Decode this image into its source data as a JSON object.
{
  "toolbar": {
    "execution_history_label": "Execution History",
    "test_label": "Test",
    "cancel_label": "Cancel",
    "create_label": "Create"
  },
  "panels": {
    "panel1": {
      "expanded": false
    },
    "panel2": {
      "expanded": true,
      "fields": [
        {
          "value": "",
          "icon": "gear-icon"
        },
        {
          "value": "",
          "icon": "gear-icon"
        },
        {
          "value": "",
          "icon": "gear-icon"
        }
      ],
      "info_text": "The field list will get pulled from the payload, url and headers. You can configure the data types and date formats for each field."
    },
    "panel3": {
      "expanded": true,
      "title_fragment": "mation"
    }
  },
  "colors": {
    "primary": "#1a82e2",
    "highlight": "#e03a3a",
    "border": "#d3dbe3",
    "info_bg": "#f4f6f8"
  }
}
■ ■ ■ ■
PROBLEM DETAILS -
Find the lines above that contain the word "data" and collect them.

THE COMPLETED TASK -
Decode this image into its source data as a JSON object.
      "info_text": "The field list will get pulled from the payload, url and headers. You can configure the data types and date formats for each field."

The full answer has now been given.